## Begin DOCUMENT SEGMENT
1865
Approved by Congress on January 31, 1865 and ratified by the states on December 6, 1865, the Thirteenth Amendment abolished the practice of slavery except as a punishment for crime in the United States and bestowed Congress with broad powers to ensure the amendment's enforcement.
At its inception, the American Civil War was portrayed by leaders on both sides primarily as a political conflict. For over fifty years, the issue of slavery in the United States, however,; engendered a sectional schism between the North and the South that became so deep that the two sides could no longer peacefully coexist. When Southern states began leaving the Union on December 20, 1860, their secessionist leaders asserted that they were exercising their inherent right to leave an alliance of states based on the "consent of the governed." Unionists, including president-elect Abraham Lincoln, painted the conflict as a rebellion against the United States government. For them, the war was about preserving the Union.
When war erupted in April 1861, many Northerners believed that the conflict, like other early American rebellions (e.g., Shays' Rebellion, the Whiskey Rebellion, Fries's Rebellion, and the Dorr Rebellion) would be short-lived. They reasoned that newly-forming Confederate States of America stood little chance against the industrial might of the more densely populated North. Despite an embarrassing defeat at the Battle of Bull Run I, predictions of an early Union victory seemed accurate by June 1862. With Major General George B. McClellan's Army of the Potomac camped within site of the church spires of Richmond, Virginia, the fall of the Confederate capital seemed inevitable. Events soon proved that conclusion to be incorrect.
## End DOCUMENT SEGMENT
## Begin RECORD LIST
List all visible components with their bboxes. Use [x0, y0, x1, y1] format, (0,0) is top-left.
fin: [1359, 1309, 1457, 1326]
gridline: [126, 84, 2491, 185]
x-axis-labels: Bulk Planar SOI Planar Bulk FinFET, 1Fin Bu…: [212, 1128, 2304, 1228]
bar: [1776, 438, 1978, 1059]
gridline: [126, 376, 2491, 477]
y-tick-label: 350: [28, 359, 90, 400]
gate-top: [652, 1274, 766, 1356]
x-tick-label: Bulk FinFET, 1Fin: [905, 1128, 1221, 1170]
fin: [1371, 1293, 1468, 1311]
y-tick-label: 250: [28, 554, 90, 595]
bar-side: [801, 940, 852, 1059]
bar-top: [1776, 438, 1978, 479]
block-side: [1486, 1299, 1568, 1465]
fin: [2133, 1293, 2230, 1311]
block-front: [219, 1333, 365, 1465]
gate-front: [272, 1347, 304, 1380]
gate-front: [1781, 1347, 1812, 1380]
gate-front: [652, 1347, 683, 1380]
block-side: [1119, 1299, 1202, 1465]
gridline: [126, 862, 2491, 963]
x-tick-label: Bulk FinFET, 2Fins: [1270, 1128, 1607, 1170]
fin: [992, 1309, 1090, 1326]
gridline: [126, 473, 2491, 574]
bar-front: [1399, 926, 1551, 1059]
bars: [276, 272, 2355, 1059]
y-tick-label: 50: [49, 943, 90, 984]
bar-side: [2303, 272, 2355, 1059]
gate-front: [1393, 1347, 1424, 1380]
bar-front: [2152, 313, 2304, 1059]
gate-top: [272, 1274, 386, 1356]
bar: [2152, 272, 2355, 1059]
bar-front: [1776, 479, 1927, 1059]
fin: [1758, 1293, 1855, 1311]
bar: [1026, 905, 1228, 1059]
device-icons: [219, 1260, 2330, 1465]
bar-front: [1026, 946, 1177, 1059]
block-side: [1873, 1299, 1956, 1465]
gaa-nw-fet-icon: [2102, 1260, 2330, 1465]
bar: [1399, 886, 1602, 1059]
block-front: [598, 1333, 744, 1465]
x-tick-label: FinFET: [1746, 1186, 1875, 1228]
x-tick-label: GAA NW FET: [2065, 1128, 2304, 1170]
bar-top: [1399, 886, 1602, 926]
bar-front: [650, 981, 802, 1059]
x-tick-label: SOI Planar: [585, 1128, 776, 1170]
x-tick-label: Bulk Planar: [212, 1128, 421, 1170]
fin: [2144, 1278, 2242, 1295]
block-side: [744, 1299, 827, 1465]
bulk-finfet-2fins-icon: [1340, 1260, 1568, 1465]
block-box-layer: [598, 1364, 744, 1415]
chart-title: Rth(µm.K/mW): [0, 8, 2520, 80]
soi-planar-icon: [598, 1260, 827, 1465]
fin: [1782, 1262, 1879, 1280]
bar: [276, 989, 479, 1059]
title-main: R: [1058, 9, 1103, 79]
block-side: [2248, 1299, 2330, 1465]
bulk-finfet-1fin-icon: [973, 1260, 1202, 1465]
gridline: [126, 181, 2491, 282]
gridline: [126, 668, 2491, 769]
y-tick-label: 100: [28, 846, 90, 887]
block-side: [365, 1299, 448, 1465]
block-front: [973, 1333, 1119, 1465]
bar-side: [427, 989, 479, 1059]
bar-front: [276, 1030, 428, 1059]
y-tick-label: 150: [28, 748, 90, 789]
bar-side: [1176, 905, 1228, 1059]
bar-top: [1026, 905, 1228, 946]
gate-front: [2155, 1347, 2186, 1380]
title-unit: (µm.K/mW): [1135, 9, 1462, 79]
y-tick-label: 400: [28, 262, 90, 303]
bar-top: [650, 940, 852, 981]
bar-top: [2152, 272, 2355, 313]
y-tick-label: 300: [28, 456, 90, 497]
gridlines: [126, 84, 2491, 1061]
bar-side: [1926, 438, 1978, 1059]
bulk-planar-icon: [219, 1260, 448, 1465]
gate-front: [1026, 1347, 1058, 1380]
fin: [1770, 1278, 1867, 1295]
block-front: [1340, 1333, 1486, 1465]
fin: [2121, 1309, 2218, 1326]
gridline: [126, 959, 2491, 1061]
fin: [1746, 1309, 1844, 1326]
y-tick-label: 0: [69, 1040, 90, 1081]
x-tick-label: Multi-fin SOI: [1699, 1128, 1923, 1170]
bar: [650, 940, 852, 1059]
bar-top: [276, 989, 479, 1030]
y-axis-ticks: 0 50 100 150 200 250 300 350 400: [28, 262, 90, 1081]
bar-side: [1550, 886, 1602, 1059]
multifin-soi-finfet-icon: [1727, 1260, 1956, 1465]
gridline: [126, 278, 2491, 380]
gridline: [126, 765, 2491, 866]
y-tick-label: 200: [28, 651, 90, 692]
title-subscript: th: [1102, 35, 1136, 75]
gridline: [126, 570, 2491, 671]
## End RECORD LIST
▶ _SET OF TASKS_
• A. In the passage on the Thirteenth Amendment, list every early American rebellion named as an example.
• B. Write the next portion of the passage on the Thirteenth Amendment, picking up right after its final sentence rather than from the data.

▶ _THE ANSWERS_
• A. Shays' Rebellion, the Whiskey Rebellion, Fries's Rebellion, the Dorr Rebellion

• B.
As the war dragged on, Federal officials stepped up their efforts to deprive the Confederacy of services being rendered by slaves. As early as August 6, 1861, Congress passed the First Confiscation Act conferring "contraband" status on slaves being used in direct support of the Confederate war effort. In effect, the bill made slaves captured by Union armies the property of the U.S government, much like any other contraband captured during combat.
On March 13, 1862, Congress strengthened the intent of the First Confiscation Act by enacting an article of war that stated:
All officers or persons in the military or naval service of the United States are prohibited from employing any of the forces under their respective commands for the purpose of returning fugitives from service or labor, who may have escaped from any persons to whom such service or labor is claimed to be due, and any officer who shall be found guilty by a court-martial of violating this article shall be dismissed from the service.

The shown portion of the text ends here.